Records from a collection

########################################

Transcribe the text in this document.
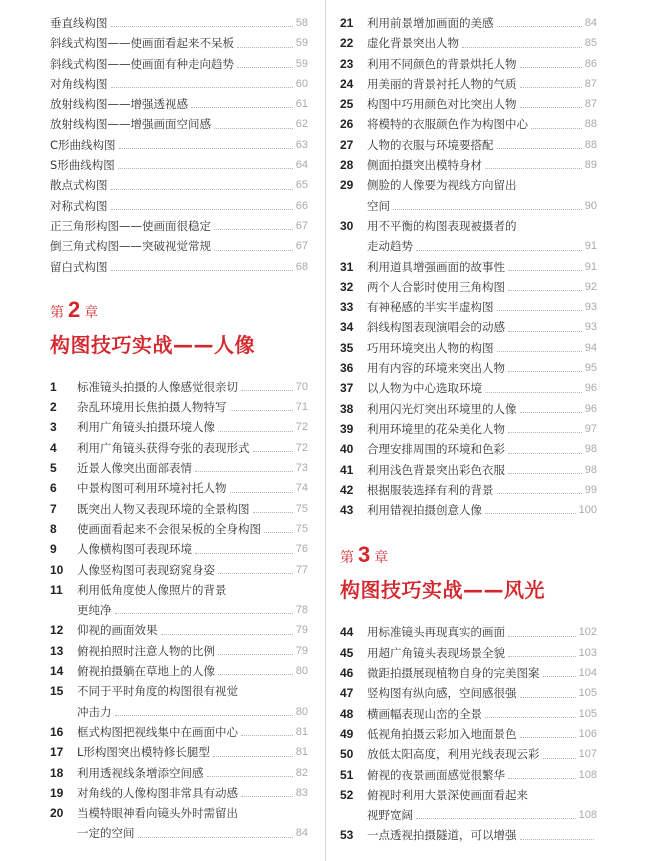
垂直线构图	58
斜线式构图——使画面看起来不呆板	59
斜线式构图——使画面有种走向趋势	59
对角线构图	60
放射线构图——增强透视感	61
放射线构图——增强画面空间感	62
C形曲线构图	63
S形曲线构图	64
散点式构图	65
对称式构图	66
正三角形构图——使画面很稳定	67
倒三角式构图——突破视觉常规	67
留白式构图	68
第 2 章
构图技巧实战——人像
1	标准镜头拍摄的人像感觉很亲切	70
2	杂乱环境用长焦拍摄人物特写	71
3	利用广角镜头拍摄环境人像	72
4	利用广角镜头获得夸张的表现形式	72
5	近景人像突出面部表情	73
6	中景构图可利用环境衬托人物	74
7	既突出人物又表现环境的全景构图	75
8	使画面看起来不会很呆板的全身构图	75
9	人像横构图可表现环境	76
10	人像竖构图可表现窈窕身姿	77
11	利用低角度使人像照片的背景
更纯净	78
12	仰视的画面效果	79
13	俯视拍照时注意人物的比例	79
14	俯视拍摄躺在草地上的人像	80
15	不同于平时角度的构图很有视觉
冲击力	80
16	框式构图把视线集中在画面中心	81
17	L形构图突出模特修长腿型	81
18	利用透视线条增添空间感	82
19	对角线的人像构图非常具有动感	83
20	当模特眼神看向镜头外时需留出
一定的空间	84
21	利用前景增加画面的美感	84
22	虚化背景突出人物	85
23	利用不同颜色的背景烘托人物	86
24	用美丽的背景衬托人物的气质	87
25	构图中巧用颜色对比突出人物	87
26	将模特的衣服颜色作为构图中心	88
27	人物的衣服与环境要搭配	88
28	侧面拍摄突出模特身材	89
29	侧脸的人像要为视线方向留出
空间	90
30	用不平衡的构图表现被摄者的
走动趋势	91
31	利用道具增强画面的故事性	91
32	两个人合影时使用三角构图	92
33	有神秘感的半实半虚构图	93
34	斜线构图表现演唱会的动感	93
35	巧用环境突出人物的构图	94
36	用有内容的环境来突出人物	95
37	以人物为中心选取环境	96
38	利用闪光灯突出环境里的人像	96
39	利用环境里的花朵美化人物	97
40	合理安排周围的环境和色彩	98
41	利用浅色背景突出彩色衣服	98
42	根据服装选择有利的背景	99
43	利用错视拍摄创意人像	100
第 3 章
构图技巧实战——风光
44	用标准镜头再现真实的画面	102
45	用超广角镜头表现场景全貌	103
46	微距拍摄展现植物自身的完美图案	104
47	竖构图有纵向感，空间感很强	105
48	横画幅表现山峦的全景	105
49	低视角拍摄云彩加入地面景色	106
50	放低太阳高度，利用光线表现云彩	107
51	俯视的夜景画面感觉很繁华	108
52	俯视时利用大景深使画面看起来
视野宽阔	108
53	一点透视拍摄隧道，可以增强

########################################

■ What to produce
All the lines above are to be reproduced exactly, except the pictures.

■ Solved exercise
Transcribe the text in this document.
垂直线构图	58
斜线式构图——使画面看起来不呆板	59
斜线式构图——使画面有种走向趋势	59
对角线构图	60
放射线构图——增强透视感	61
放射线构图——增强画面空间感	62
C形曲线构图	63
S形曲线构图	64
散点式构图	65
对称式构图	66
正三角形构图——使画面很稳定	67
倒三角式构图——突破视觉常规	67
留白式构图	68
第 2 章
构图技巧实战——人像
1	标准镜头拍摄的人像感觉很亲切	70
2	杂乱环境用长焦拍摄人物特写	71
3	利用广角镜头拍摄环境人像	72
4	利用广角镜头获得夸张的表现形式	72
5	近景人像突出面部表情	73
6	中景构图可利用环境衬托人物	74
7	既突出人物又表现环境的全景构图	75
8	使画面看起来不会很呆板的全身构图	75
9	人像横构图可表现环境	76
10	人像竖构图可表现窈窕身姿	77
11	利用低角度使人像照片的背景
更纯净	78
12	仰视的画面效果	79
13	俯视拍照时注意人物的比例	79
14	俯视拍摄躺在草地上的人像	80
15	不同于平时角度的构图很有视觉
冲击力	80
16	框式构图把视线集中在画面中心	81
17	L形构图突出模特修长腿型	81
18	利用透视线条增添空间感	82
19	对角线的人像构图非常具有动感	83
20	当模特眼神看向镜头外时需留出
一定的空间	84
21	利用前景增加画面的美感	84
22	虚化背景突出人物	85
23	利用不同颜色的背景烘托人物	86
24	用美丽的背景衬托人物的气质	87
25	构图中巧用颜色对比突出人物	87
26	将模特的衣服颜色作为构图中心	88
27	人物的衣服与环境要搭配	88
28	侧面拍摄突出模特身材	89
29	侧脸的人像要为视线方向留出
空间	90
30	用不平衡的构图表现被摄者的
走动趋势	91
31	利用道具增强画面的故事性	91
32	两个人合影时使用三角构图	92
33	有神秘感的半实半虚构图	93
34	斜线构图表现演唱会的动感	93
35	巧用环境突出人物的构图	94
36	用有内容的环境来突出人物	95
37	以人物为中心选取环境	96
38	利用闪光灯突出环境里的人像	96
39	利用环境里的花朵美化人物	97
40	合理安排周围的环境和色彩	98
41	利用浅色背景突出彩色衣服	98
42	根据服装选择有利的背景	99
43	利用错视拍摄创意人像	100
第 3 章
构图技巧实战——风光
44	用标准镜头再现真实的画面	102
45	用超广角镜头表现场景全貌	103
46	微距拍摄展现植物自身的完美图案	104
47	竖构图有纵向感，空间感很强	105
48	横画幅表现山峦的全景	105
49	低视角拍摄云彩加入地面景色	106
50	放低太阳高度，利用光线表现云彩	107
51	俯视的夜景画面感觉很繁华	108
52	俯视时利用大景深使画面看起来
视野宽阔	108
53	一点透视拍摄隧道，可以增强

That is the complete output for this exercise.